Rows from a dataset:

#####

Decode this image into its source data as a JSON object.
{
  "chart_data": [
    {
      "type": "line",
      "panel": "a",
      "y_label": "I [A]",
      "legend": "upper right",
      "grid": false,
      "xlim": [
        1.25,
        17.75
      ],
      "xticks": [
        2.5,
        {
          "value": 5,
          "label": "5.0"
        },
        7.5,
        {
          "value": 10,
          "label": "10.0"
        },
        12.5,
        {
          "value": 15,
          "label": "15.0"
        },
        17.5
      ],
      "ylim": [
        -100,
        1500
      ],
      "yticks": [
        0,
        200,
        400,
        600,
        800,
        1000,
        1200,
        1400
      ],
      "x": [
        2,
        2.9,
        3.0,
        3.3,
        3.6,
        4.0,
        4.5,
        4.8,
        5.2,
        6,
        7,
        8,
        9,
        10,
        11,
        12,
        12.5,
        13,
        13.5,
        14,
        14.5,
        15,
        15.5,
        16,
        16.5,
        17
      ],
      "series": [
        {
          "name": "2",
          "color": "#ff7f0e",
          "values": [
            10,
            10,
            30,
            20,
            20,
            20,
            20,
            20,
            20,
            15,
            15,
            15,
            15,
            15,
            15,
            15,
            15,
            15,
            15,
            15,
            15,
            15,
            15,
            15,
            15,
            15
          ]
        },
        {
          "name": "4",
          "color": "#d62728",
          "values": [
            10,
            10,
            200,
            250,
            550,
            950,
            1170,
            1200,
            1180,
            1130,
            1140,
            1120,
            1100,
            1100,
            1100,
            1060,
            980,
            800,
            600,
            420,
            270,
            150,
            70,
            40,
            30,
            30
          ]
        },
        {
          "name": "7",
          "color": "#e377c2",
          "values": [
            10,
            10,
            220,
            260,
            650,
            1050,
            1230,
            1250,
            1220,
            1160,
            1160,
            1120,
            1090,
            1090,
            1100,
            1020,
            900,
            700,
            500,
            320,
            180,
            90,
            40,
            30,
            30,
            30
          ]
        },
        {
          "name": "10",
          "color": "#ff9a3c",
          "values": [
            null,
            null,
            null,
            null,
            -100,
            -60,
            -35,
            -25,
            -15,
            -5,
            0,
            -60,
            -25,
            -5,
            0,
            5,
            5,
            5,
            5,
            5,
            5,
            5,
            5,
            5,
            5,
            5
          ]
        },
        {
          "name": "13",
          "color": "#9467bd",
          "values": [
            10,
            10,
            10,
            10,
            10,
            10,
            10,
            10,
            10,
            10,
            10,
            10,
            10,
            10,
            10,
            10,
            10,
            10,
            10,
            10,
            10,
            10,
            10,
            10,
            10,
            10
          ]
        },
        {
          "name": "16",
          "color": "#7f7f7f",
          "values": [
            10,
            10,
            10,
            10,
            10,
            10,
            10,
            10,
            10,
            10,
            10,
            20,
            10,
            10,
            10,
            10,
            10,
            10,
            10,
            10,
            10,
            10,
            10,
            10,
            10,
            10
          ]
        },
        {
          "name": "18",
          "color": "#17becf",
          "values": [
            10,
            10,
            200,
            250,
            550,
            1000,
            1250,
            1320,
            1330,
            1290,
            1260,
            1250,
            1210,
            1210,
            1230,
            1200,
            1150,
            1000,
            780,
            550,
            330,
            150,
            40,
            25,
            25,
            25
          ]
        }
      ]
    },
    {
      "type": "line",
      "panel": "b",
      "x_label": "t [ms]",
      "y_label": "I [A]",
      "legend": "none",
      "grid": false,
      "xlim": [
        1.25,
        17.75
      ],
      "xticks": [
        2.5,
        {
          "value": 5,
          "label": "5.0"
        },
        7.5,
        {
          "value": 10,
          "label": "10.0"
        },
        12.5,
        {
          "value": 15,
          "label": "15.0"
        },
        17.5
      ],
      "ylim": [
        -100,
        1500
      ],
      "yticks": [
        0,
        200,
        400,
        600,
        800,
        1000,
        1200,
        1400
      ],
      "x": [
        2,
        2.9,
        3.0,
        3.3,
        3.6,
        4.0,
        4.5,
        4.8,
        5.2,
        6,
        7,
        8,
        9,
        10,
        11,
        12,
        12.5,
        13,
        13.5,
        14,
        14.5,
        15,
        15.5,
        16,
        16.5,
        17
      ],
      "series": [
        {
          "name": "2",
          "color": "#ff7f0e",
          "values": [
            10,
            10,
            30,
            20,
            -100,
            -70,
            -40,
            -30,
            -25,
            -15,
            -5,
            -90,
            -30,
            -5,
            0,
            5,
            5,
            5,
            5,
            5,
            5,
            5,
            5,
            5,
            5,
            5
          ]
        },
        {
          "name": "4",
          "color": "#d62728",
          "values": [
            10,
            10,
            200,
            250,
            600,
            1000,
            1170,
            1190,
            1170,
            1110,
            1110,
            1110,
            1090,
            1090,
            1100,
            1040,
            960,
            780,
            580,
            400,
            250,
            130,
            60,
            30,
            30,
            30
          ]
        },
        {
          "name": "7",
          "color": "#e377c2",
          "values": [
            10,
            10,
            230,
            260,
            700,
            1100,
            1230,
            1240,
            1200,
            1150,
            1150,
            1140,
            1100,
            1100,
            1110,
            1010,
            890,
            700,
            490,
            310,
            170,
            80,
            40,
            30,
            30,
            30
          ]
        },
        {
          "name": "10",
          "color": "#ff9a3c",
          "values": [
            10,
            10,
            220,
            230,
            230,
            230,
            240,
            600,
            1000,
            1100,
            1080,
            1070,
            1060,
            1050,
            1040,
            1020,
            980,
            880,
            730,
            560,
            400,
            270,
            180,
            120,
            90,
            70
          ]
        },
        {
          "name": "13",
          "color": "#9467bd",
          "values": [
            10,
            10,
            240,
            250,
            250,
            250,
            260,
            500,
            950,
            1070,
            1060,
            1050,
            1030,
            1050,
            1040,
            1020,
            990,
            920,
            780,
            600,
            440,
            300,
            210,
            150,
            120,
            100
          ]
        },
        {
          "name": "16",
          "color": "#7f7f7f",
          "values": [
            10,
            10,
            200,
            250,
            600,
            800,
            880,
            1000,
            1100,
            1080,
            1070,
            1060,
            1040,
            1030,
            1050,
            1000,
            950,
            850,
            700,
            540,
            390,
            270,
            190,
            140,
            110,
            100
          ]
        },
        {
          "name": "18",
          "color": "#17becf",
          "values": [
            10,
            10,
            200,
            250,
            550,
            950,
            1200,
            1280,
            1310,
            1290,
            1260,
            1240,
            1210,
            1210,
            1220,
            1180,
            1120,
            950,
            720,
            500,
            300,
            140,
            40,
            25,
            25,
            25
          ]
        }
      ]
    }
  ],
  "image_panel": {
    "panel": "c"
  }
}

#####

## WHAT YOU SHOULD DO
Take the entries above and transcribe them in full.

## OUTPUT FOR THIS EXERCISE
Decode this image into its source data as a JSON object.
{
  "chart_data": [
    {
      "type": "line",
      "panel": "a",
      "y_label": "I [A]",
      "legend": "upper right",
      "grid": false,
      "xlim": [
        1.25,
        17.75
      ],
      "xticks": [
        2.5,
        {
          "value": 5,
          "label": "5.0"
        },
        7.5,
        {
          "value": 10,
          "label": "10.0"
        },
        12.5,
        {
          "value": 15,
          "label": "15.0"
        },
        17.5
      ],
      "ylim": [
        -100,
        1500
      ],
      "yticks": [
        0,
        200,
        400,
        600,
        800,
        1000,
        1200,
        1400
      ],
      "x": [
        2,
        2.9,
        3.0,
        3.3,
        3.6,
        4.0,
        4.5,
        4.8,
        5.2,
        6,
        7,
        8,
        9,
        10,
        11,
        12,
        12.5,
        13,
        13.5,
        14,
        14.5,
        15,
        15.5,
        16,
        16.5,
        17
      ],
      "series": [
        {
          "name": "2",
          "color": "#ff7f0e",
          "values": [
            10,
            10,
            30,
            20,
            20,
            20,
            20,
            20,
            20,
            15,
            15,
            15,
            15,
            15,
            15,
            15,
            15,
            15,
            15,
            15,
            15,
            15,
            15,
            15,
            15,
            15
          ]
        },
        {
          "name": "4",
          "color": "#d62728",
          "values": [
            10,
            10,
            200,
            250,
            550,
            950,
            1170,
            1200,
            1180,
            1130,
            1140,
            1120,
            1100,
            1100,
            1100,
            1060,
            980,
            800,
            600,
            420,
            270,
            150,
            70,
            40,
            30,
            30
          ]
        },
        {
          "name": "7",
          "color": "#e377c2",
          "values": [
            10,
            10,
            220,
            260,
            650,
            1050,
            1230,
            1250,
            1220,
            1160,
            1160,
            1120,
            1090,
            1090,
            1100,
            1020,
            900,
            700,
            500,
            320,
            180,
            90,
            40,
            30,
            30,
            30
          ]
        },
        {
          "name": "10",
          "color": "#ff9a3c",
          "values": [
            null,
            null,
            null,
            null,
            -100,
            -60,
            -35,
            -25,
            -15,
            -5,
            0,
            -60,
            -25,
            -5,
            0,
            5,
            5,
            5,
            5,
            5,
            5,
            5,
            5,
            5,
            5,
            5
          ]
        },
        {
          "name": "13",
          "color": "#9467bd",
          "values": [
            10,
            10,
            10,
            10,
            10,
            10,
            10,
            10,
            10,
            10,
            10,
            10,
            10,
            10,
            10,
            10,
            10,
            10,
            10,
            10,
            10,
            10,
            10,
            10,
            10,
            10
          ]
        },
        {
          "name": "16",
          "color": "#7f7f7f",
          "values": [
            10,
            10,
            10,
            10,
            10,
            10,
            10,
            10,
            10,
            10,
            10,
            20,
            10,
            10,
            10,
            10,
            10,
            10,
            10,
            10,
            10,
            10,
            10,
            10,
            10,
            10
          ]
        },
        {
          "name": "18",
          "color": "#17becf",
          "values": [
            10,
            10,
            200,
            250,
            550,
            1000,
            1250,
            1320,
            1330,
            1290,
            1260,
            1250,
            1210,
            1210,
            1230,
            1200,
            1150,
            1000,
            780,
            550,
            330,
            150,
            40,
            25,
            25,
            25
          ]
        }
      ]
    },
    {
      "type": "line",
      "panel": "b",
      "x_label": "t [ms]",
      "y_label": "I [A]",
      "legend": "none",
      "grid": false,
      "xlim": [
        1.25,
        17.75
      ],
      "xticks": [
        2.5,
        {
          "value": 5,
          "label": "5.0"
        },
        7.5,
        {
          "value": 10,
          "label": "10.0"
        },
        12.5,
        {
          "value": 15,
          "label": "15.0"
        },
        17.5
      ],
      "ylim": [
        -100,
        1500
      ],
      "yticks": [
        0,
        200,
        400,
        600,
        800,
        1000,
        1200,
        1400
      ],
      "x": [
        2,
        2.9,
        3.0,
        3.3,
        3.6,
        4.0,
        4.5,
        4.8,
        5.2,
        6,
        7,
        8,
        9,
        10,
        11,
        12,
        12.5,
        13,
        13.5,
        14,
        14.5,
        15,
        15.5,
        16,
        16.5,
        17
      ],
      "series": [
        {
          "name": "2",
          "color": "#ff7f0e",
          "values": [
            10,
            10,
            30,
            20,
            -100,
            -70,
            -40,
            -30,
            -25,
            -15,
            -5,
            -90,
            -30,
            -5,
            0,
            5,
            5,
            5,
            5,
            5,
            5,
            5,
            5,
            5,
            5,
            5
          ]
        },
        {
          "name": "4",
          "color": "#d62728",
          "values": [
            10,
            10,
            200,
            250,
            600,
            1000,
            1170,
            1190,
            1170,
            1110,
            1110,
            1110,
            1090,
            1090,
            1100,
            1040,
            960,
            780,
            580,
            400,
            250,
            130,
            60,
            30,
            30,
            30
          ]
        },
        {
          "name": "7",
          "color": "#e377c2",
          "values": [
            10,
            10,
            230,
            260,
            700,
            1100,
            1230,
            1240,
            1200,
            1150,
            1150,
            1140,
            1100,
            1100,
            1110,
            1010,
            890,
            700,
            490,
            310,
            170,
            80,
            40,
            30,
            30,
            30
          ]
        },
        {
          "name": "10",
          "color": "#ff9a3c",
          "values": [
            10,
            10,
            220,
            230,
            230,
            230,
            240,
            600,
            1000,
            1100,
            1080,
            1070,
            1060,
            1050,
            1040,
            1020,
            980,
            880,
            730,
            560,
            400,
            270,
            180,
            120,
            90,
            70
          ]
        },
        {
          "name": "13",
          "color": "#9467bd",
          "values": [
            10,
            10,
            240,
            250,
            250,
            250,
            260,
            500,
            950,
            1070,
            1060,
            1050,
            1030,
            1050,
            1040,
            1020,
            990,
            920,
            780,
            600,
            440,
            300,
            210,
            150,
            120,
            100
          ]
        },
        {
          "name": "16",
          "color": "#7f7f7f",
          "values": [
            10,
            10,
            200,
            250,
            600,
            800,
            880,
            1000,
            1100,
            1080,
            1070,
            1060,
            1040,
            1030,
            1050,
            1000,
            950,
            850,
            700,
            540,
            390,
            270,
            190,
            140,
            110,
            100
          ]
        },
        {
          "name": "18",
          "color": "#17becf",
          "values": [
            10,
            10,
            200,
            250,
            550,
            950,
            1200,
            1280,
            1310,
            1290,
            1260,
            1240,
            1210,
            1210,
            1220,
            1180,
            1120,
            950,
            720,
            500,
            300,
            140,
            40,
            25,
            25,
            25
          ]
        }
      ]
    }
  ],
  "image_panel": {
    "panel": "c"
  }
}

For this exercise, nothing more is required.